§ **Work to do**: Copy the material below verbatim, line by line, omitting any picture.

§ **Input records**:

[Start]

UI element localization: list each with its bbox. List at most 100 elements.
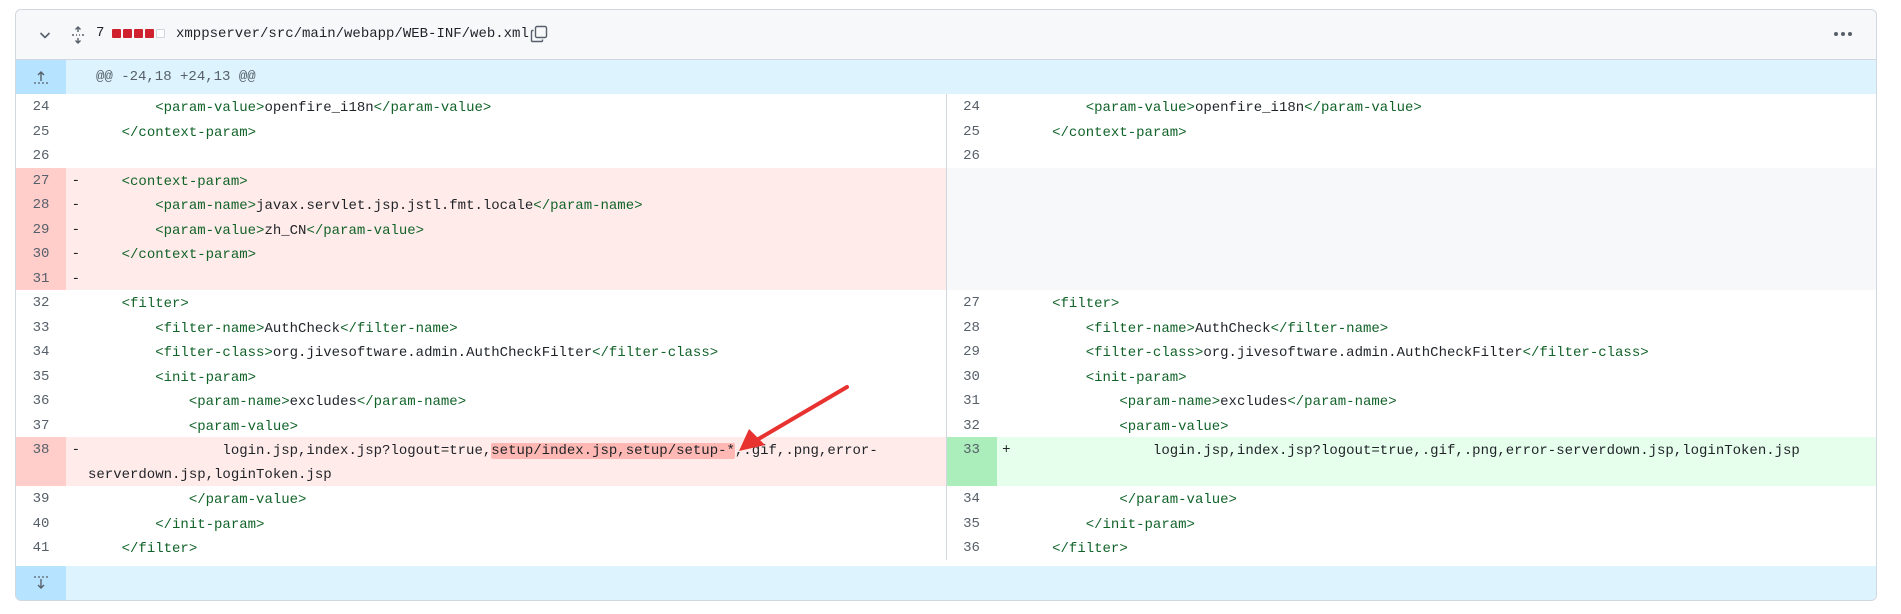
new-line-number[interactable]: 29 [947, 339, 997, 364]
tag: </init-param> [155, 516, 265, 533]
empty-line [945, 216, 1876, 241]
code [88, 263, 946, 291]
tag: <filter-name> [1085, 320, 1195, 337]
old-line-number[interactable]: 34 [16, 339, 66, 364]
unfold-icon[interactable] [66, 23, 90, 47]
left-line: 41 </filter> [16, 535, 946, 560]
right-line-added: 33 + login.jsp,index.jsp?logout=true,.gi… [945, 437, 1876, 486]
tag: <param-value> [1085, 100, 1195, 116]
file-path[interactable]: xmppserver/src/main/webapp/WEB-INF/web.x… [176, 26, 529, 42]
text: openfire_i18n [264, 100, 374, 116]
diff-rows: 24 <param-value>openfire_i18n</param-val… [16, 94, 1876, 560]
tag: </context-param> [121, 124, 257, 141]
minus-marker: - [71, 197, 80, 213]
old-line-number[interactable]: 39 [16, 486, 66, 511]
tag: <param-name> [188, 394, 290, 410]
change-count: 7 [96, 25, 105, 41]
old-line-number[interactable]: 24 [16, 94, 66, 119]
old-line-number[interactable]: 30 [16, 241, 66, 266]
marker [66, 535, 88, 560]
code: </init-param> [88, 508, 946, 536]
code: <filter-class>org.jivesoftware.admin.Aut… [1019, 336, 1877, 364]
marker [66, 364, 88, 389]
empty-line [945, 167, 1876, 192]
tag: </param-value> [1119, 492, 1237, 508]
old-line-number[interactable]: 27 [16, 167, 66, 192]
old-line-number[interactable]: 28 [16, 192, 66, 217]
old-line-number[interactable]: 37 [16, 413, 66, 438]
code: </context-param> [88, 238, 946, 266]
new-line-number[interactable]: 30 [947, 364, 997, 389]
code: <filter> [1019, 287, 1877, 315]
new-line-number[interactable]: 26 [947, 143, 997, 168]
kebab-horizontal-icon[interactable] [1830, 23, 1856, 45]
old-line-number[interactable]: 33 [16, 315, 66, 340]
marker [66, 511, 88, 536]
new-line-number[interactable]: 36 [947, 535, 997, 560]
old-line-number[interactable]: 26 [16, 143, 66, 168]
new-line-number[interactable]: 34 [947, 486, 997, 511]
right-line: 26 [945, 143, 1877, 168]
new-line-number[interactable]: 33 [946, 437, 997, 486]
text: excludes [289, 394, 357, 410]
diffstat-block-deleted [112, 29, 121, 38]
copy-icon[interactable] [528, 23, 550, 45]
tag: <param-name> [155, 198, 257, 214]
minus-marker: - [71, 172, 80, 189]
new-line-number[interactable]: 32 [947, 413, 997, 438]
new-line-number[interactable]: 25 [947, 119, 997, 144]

[End]

§ **Response to this exercise**:
UI element localization: list each with its bbox. List at most 100 elements.
new-line-number[interactable]: 29 [947, 339, 997, 364]
tag: </init-param> [155, 516, 265, 533]
empty-line [945, 216, 1876, 241]
code [88, 263, 946, 291]
tag: <filter-name> [1085, 320, 1195, 337]
old-line-number[interactable]: 34 [16, 339, 66, 364]
unfold-icon[interactable] [66, 23, 90, 47]
left-line: 41 </filter> [16, 535, 946, 560]
right-line-added: 33 + login.jsp,index.jsp?logout=true,.gi… [945, 437, 1876, 486]
tag: <param-value> [1085, 100, 1195, 116]
file-path[interactable]: xmppserver/src/main/webapp/WEB-INF/web.x… [176, 26, 529, 42]
text: openfire_i18n [264, 100, 374, 116]
diff-rows: 24 <param-value>openfire_i18n</param-val… [16, 94, 1876, 560]
tag: </context-param> [121, 124, 257, 141]
minus-marker: - [71, 197, 80, 213]
old-line-number[interactable]: 39 [16, 486, 66, 511]
tag: <param-name> [188, 394, 290, 410]
change-count: 7 [96, 25, 105, 41]
old-line-number[interactable]: 24 [16, 94, 66, 119]
old-line-number[interactable]: 30 [16, 241, 66, 266]
marker [66, 535, 88, 560]
code: </init-param> [88, 508, 946, 536]
code: <filter-class>org.jivesoftware.admin.Aut… [1019, 336, 1877, 364]
marker [66, 364, 88, 389]
empty-line [945, 167, 1876, 192]
tag: </param-value> [1119, 492, 1237, 508]
old-line-number[interactable]: 27 [16, 167, 66, 192]
old-line-number[interactable]: 28 [16, 192, 66, 217]
old-line-number[interactable]: 37 [16, 413, 66, 438]
code: </context-param> [88, 238, 946, 266]
new-line-number[interactable]: 30 [947, 364, 997, 389]
code: <filter> [1019, 287, 1877, 315]
new-line-number[interactable]: 26 [947, 143, 997, 168]
kebab-horizontal-icon[interactable] [1830, 23, 1856, 45]
old-line-number[interactable]: 33 [16, 315, 66, 340]
marker [66, 511, 88, 536]
new-line-number[interactable]: 36 [947, 535, 997, 560]
old-line-number[interactable]: 26 [16, 143, 66, 168]
new-line-number[interactable]: 34 [947, 486, 997, 511]
right-line: 26 [945, 143, 1877, 168]
new-line-number[interactable]: 33 [946, 437, 997, 486]
text: excludes [289, 394, 357, 410]
diffstat-block-deleted [112, 29, 121, 38]
copy-icon[interactable] [528, 23, 550, 45]
tag: <param-name> [155, 198, 257, 214]
minus-marker: - [71, 172, 80, 189]
new-line-number[interactable]: 32 [947, 413, 997, 438]
new-line-number[interactable]: 25 [947, 119, 997, 144]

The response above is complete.